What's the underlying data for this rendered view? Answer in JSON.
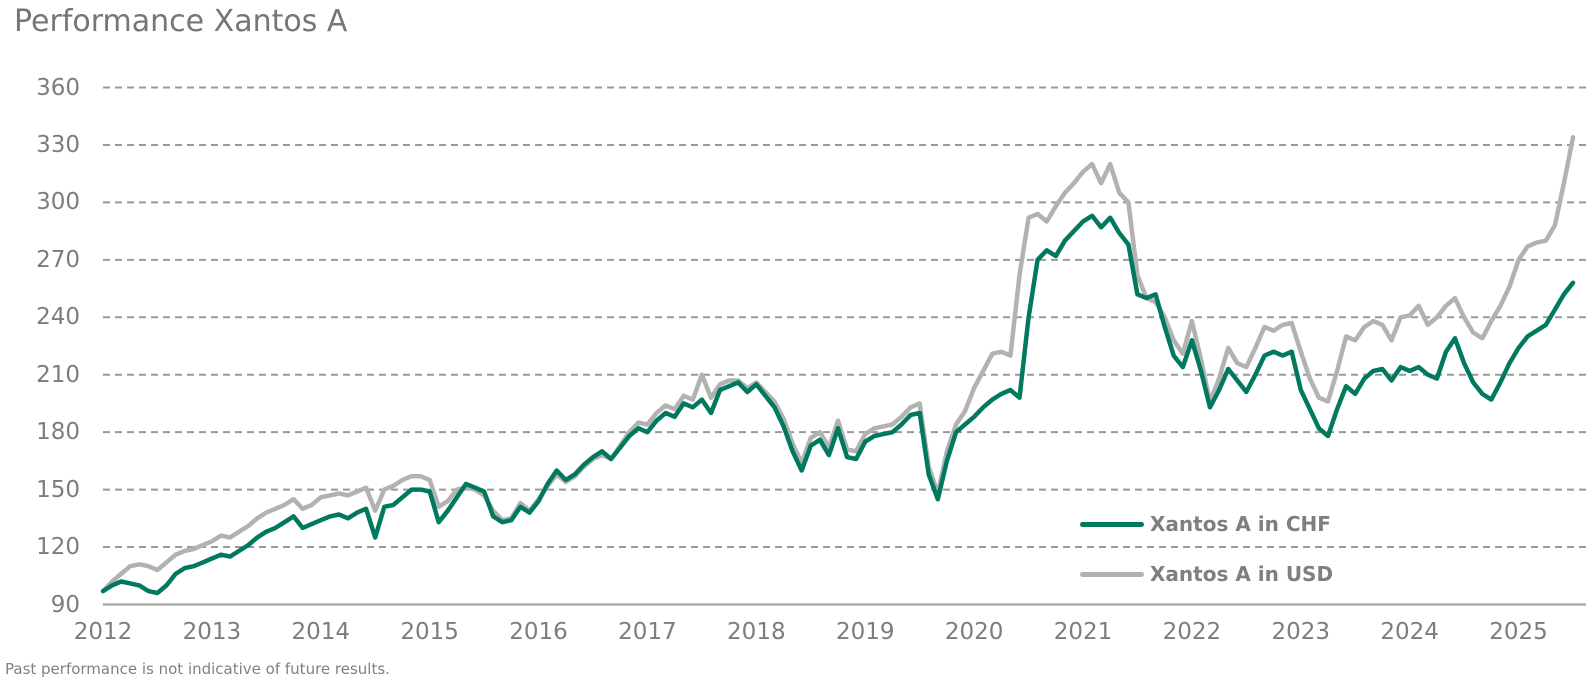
{
  "title": "Performance Xantos A",
  "footnote": "Past performance is not indicative of future results.",
  "legend": [
    {
      "label": "Xantos A in CHF",
      "color": "#00795F"
    },
    {
      "label": "Xantos A in USD",
      "color": "#B2B2B2"
    }
  ],
  "colors": {
    "chf_line": "#00795F",
    "usd_line": "#B2B2B2",
    "gridline": "#999999",
    "axis_line": "#A6A6A6",
    "text": "#7d7d7d"
  },
  "chart_data": {
    "type": "line",
    "title": "Performance Xantos A",
    "xlabel": "",
    "ylabel": "",
    "x_unit": "months",
    "x_start_year": 2012,
    "points_per_year": 12,
    "year_labels": [
      "2012",
      "2013",
      "2014",
      "2015",
      "2016",
      "2017",
      "2018",
      "2019",
      "2020",
      "2021",
      "2022",
      "2023",
      "2024",
      "2025"
    ],
    "y_ticks": [
      360,
      330,
      300,
      270,
      240,
      210,
      180,
      150,
      120,
      90
    ],
    "ylim": [
      90,
      360
    ],
    "grid": "dashed-horizontal",
    "legend_position": "inside-bottom-right",
    "series": [
      {
        "name": "Xantos A in CHF",
        "color": "#00795F",
        "values": [
          97,
          100,
          102,
          101,
          100,
          97,
          96,
          100,
          106,
          109,
          110,
          112,
          114,
          116,
          115,
          118,
          121,
          125,
          128,
          130,
          133,
          136,
          130,
          132,
          134,
          136,
          137,
          135,
          138,
          140,
          125,
          141,
          142,
          146,
          150,
          150,
          149,
          133,
          139,
          146,
          153,
          151,
          149,
          136,
          133,
          134,
          141,
          138,
          144,
          153,
          160,
          155,
          158,
          163,
          167,
          170,
          166,
          172,
          178,
          182,
          180,
          186,
          190,
          188,
          195,
          193,
          197,
          190,
          202,
          204,
          206,
          201,
          205,
          199,
          193,
          183,
          170,
          160,
          173,
          176,
          168,
          182,
          167,
          166,
          175,
          178,
          179,
          180,
          184,
          189,
          190,
          158,
          145,
          165,
          180,
          184,
          188,
          193,
          197,
          200,
          202,
          198,
          240,
          270,
          275,
          272,
          280,
          285,
          290,
          293,
          287,
          292,
          284,
          278,
          252,
          250,
          252,
          235,
          220,
          214,
          228,
          212,
          193,
          202,
          213,
          207,
          201,
          210,
          220,
          222,
          220,
          222,
          202,
          192,
          182,
          178,
          192,
          204,
          200,
          208,
          212,
          213,
          207,
          214,
          212,
          214,
          210,
          208,
          222,
          229,
          216,
          206,
          200,
          197,
          206,
          216,
          224,
          230,
          233,
          236,
          244,
          252,
          258
        ]
      },
      {
        "name": "Xantos A in USD",
        "color": "#B2B2B2",
        "values": [
          97,
          102,
          106,
          110,
          111,
          110,
          108,
          112,
          116,
          118,
          119,
          121,
          123,
          126,
          125,
          128,
          131,
          135,
          138,
          140,
          142,
          145,
          140,
          142,
          146,
          147,
          148,
          147,
          149,
          151,
          139,
          150,
          152,
          155,
          157,
          157,
          155,
          141,
          144,
          150,
          151,
          150,
          147,
          139,
          134,
          135,
          143,
          139,
          145,
          152,
          158,
          154,
          157,
          162,
          166,
          168,
          166,
          173,
          180,
          185,
          184,
          190,
          194,
          192,
          199,
          197,
          210,
          198,
          205,
          207,
          207,
          203,
          206,
          201,
          196,
          187,
          174,
          164,
          177,
          180,
          172,
          186,
          171,
          170,
          179,
          182,
          183,
          184,
          188,
          193,
          195,
          162,
          148,
          170,
          184,
          191,
          203,
          212,
          221,
          222,
          220,
          262,
          292,
          294,
          290,
          298,
          305,
          310,
          316,
          320,
          310,
          320,
          305,
          300,
          262,
          250,
          248,
          240,
          228,
          221,
          238,
          218,
          196,
          208,
          224,
          216,
          214,
          224,
          235,
          233,
          236,
          237,
          222,
          208,
          198,
          196,
          212,
          230,
          228,
          235,
          238,
          236,
          228,
          240,
          241,
          246,
          236,
          240,
          246,
          250,
          240,
          232,
          229,
          238,
          246,
          256,
          270,
          277,
          279,
          280,
          288,
          310,
          334
        ]
      }
    ]
  }
}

┄┄┄┄┄┄┄┄┄┄

■ TASK BRIEF
Across the data, tally the lines containing "name" and give back the number alone.

■ WRITTEN ANSWER
2